* [Document text]
****

BALTIMORE — Jesuit Father John W. O’Malley, whose perspectives and expertise on church history and the Second Vatican Council attracted audiences that included undergraduate students and well-educated theologians, died at the Jesuit community in Baltimore Sept. 11. He was 95.
A prolific author whose books won numerous awards and have been translated into multiple languages, O’Malley’s teaching style helped make history interesting and understandable and appealed to a wide array of clergy, theologians and undergraduate and graduate students as well as scholars of different faiths and even those who professed no faith.
A funeral Mass is planned for Sept. 17 at Holy Trinity Parish in Washington. Burial will follow in Georgetown Cemetery.
O’Malley’s deep knowledge led to uncounted invitations to speak on his expertise and insight into church history at various symposia, lectures and academic events. He continued to participate in programs into his 90s.
O’Malley’s influence was felt by students throughout his long academic career.
Recalling the impact of O’Malley on his life, Jesuit Father James Martin, writing online for America magazine soon after his death, described the historian as someone who enthusiastically shared his friendship and was eager to share his knowledge.

****

* [Information provided]
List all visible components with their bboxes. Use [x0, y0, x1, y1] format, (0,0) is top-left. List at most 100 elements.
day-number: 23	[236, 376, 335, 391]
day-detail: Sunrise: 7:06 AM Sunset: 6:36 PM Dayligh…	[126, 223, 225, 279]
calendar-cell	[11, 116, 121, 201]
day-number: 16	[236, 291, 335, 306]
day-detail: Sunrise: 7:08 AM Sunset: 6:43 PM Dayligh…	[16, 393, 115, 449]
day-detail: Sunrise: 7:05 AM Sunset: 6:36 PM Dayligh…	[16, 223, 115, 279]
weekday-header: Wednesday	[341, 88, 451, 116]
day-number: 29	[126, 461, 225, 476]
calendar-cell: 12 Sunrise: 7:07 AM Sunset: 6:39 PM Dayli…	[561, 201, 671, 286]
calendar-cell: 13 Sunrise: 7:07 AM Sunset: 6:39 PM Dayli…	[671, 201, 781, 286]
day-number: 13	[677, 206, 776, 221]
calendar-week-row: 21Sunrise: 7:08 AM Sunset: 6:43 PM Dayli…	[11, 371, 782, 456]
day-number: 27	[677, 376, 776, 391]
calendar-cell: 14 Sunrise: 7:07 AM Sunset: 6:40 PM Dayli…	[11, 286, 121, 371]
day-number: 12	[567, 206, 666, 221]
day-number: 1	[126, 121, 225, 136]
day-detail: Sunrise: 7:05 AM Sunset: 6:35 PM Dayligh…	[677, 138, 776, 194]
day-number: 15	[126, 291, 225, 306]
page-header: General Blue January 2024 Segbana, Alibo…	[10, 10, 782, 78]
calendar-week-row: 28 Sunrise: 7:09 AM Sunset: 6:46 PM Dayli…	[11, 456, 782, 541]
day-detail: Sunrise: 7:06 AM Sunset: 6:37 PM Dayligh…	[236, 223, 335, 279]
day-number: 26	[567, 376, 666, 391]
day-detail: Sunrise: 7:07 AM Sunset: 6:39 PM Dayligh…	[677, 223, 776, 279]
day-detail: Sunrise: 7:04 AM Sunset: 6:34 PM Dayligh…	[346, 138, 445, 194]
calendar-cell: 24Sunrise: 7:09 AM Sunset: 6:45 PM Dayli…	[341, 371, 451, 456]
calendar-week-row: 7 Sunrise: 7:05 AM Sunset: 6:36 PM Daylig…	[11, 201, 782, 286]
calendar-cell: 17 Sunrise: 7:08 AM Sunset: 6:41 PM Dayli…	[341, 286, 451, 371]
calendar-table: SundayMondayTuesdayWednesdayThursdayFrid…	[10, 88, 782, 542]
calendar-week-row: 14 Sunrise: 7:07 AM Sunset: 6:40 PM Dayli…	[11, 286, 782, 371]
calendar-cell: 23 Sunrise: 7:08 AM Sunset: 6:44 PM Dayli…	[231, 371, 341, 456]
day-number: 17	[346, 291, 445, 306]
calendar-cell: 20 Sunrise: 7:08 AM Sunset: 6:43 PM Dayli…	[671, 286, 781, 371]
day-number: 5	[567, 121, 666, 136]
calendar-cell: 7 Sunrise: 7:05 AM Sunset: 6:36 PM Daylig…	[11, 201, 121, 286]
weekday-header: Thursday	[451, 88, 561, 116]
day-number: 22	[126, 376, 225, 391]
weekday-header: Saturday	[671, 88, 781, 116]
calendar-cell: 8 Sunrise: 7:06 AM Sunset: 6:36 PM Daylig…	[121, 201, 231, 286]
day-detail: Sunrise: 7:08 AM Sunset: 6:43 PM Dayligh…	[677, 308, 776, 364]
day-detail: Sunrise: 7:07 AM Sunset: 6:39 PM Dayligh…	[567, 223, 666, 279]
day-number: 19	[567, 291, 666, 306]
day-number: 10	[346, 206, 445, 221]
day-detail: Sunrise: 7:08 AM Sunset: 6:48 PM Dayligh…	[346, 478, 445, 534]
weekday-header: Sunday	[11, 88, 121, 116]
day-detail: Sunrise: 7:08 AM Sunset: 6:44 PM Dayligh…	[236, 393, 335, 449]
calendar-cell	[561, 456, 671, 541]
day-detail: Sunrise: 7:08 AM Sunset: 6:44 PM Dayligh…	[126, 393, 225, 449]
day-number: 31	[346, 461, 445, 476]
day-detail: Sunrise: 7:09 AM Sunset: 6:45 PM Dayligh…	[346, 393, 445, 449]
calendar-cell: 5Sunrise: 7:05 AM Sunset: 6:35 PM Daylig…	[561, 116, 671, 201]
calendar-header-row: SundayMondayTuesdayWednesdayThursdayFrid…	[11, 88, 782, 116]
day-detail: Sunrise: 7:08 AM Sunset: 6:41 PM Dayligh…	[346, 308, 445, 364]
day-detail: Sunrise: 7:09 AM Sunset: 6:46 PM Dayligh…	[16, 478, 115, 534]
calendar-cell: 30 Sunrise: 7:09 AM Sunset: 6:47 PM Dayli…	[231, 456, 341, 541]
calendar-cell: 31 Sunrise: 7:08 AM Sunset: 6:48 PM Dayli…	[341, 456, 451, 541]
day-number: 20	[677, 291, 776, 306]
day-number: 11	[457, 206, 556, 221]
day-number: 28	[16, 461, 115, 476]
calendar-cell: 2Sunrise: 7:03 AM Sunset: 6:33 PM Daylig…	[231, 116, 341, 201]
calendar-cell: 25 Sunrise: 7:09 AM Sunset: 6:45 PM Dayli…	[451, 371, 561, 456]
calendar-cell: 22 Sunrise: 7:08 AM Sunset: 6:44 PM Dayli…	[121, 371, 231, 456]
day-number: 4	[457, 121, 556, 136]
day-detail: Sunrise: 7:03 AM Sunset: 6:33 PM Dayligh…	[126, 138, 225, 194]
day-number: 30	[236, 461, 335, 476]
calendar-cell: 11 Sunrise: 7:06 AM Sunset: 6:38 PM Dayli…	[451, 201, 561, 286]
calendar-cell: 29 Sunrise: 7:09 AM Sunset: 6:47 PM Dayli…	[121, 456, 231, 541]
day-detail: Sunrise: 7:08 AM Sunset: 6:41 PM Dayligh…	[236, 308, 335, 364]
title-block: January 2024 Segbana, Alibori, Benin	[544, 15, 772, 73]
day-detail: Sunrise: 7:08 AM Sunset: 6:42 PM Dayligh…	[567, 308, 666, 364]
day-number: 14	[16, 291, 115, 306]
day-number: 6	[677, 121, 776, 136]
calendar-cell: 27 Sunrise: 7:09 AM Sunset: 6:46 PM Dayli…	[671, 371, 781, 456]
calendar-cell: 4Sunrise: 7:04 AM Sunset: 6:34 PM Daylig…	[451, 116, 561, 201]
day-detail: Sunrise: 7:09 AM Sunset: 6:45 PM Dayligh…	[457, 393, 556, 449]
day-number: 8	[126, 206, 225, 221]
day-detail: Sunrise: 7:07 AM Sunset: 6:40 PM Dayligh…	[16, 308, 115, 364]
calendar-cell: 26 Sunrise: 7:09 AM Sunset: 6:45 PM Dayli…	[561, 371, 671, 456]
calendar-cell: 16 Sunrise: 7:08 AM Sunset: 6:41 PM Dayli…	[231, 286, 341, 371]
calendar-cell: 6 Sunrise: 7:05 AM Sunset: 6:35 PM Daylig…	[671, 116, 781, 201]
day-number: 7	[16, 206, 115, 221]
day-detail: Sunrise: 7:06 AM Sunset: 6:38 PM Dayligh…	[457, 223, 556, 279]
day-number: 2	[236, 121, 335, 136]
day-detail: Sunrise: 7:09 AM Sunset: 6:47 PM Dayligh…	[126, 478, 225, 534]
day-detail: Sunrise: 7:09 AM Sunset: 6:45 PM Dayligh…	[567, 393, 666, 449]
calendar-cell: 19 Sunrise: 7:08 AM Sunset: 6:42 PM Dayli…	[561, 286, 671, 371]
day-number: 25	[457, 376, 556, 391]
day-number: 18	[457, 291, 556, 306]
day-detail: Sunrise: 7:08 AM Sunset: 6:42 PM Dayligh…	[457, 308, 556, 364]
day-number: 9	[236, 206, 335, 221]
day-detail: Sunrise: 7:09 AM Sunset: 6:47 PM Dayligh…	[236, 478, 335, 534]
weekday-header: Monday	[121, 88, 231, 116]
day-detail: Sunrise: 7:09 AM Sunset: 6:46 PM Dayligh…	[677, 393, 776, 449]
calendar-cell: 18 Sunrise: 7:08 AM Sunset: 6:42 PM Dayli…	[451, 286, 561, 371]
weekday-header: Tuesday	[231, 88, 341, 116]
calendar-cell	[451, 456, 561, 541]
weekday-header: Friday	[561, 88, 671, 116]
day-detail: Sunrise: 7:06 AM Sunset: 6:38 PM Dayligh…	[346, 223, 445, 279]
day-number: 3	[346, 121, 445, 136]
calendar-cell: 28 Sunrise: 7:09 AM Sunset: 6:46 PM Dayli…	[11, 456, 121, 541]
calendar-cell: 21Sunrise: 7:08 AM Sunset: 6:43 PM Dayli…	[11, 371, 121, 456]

****

* [What you need to do]
A. Using the article on John W. O'Malley, explain in one to three sentences why he received so many invitations to speak.
B. Continue the article on John W. O'Malley from its last sentence.

* [Answers by item]
A. His deep knowledge of church history and his insight into it led to uncounted invitations to speak at symposia, lectures and academic events.

B.
“He was loved by his brother Jesuits, his students and friends as a person: a holy and generous Jesuit priest. Unfailingly kind, helpful, generous, mild, curious, modest (even for his humorous occasions of faux-pride) and always interested in you,” wrote Martin, editor at large of America magazine.
O’Malley was born June 11, 1927 in Tiltonsville, Ohio, a village on the Ohio River near Wheeling, West Virginia. He entered the Society of Jesus at 18, feeling called to the priesthood. However, his interest in the Jesuits grew not from a desire to become a parish priest, but from the order’s work as educators and missionaries.
He was accepted into the order’s Chicago province, entering the novitiate in 1946 after studying Latin for a semester at John Carroll University in Cleveland. His education continued at West Baden College in Indiana where he studied philosophy for three years.
His first teaching assignment was at St. Ignatius High School in Chicago, where he taught history. In 1956, he returned to West Baden to study theology and was ordained a priest June 14, 1959.
The history of the Jesuits was O’Malley’s calling throughout his formation and education. He began studying the German Counter Reformation and the role played in it by the Jesuits. He began his tertianship — a Jesuit training period after ordination — in Austria, learning German and focusing on German history.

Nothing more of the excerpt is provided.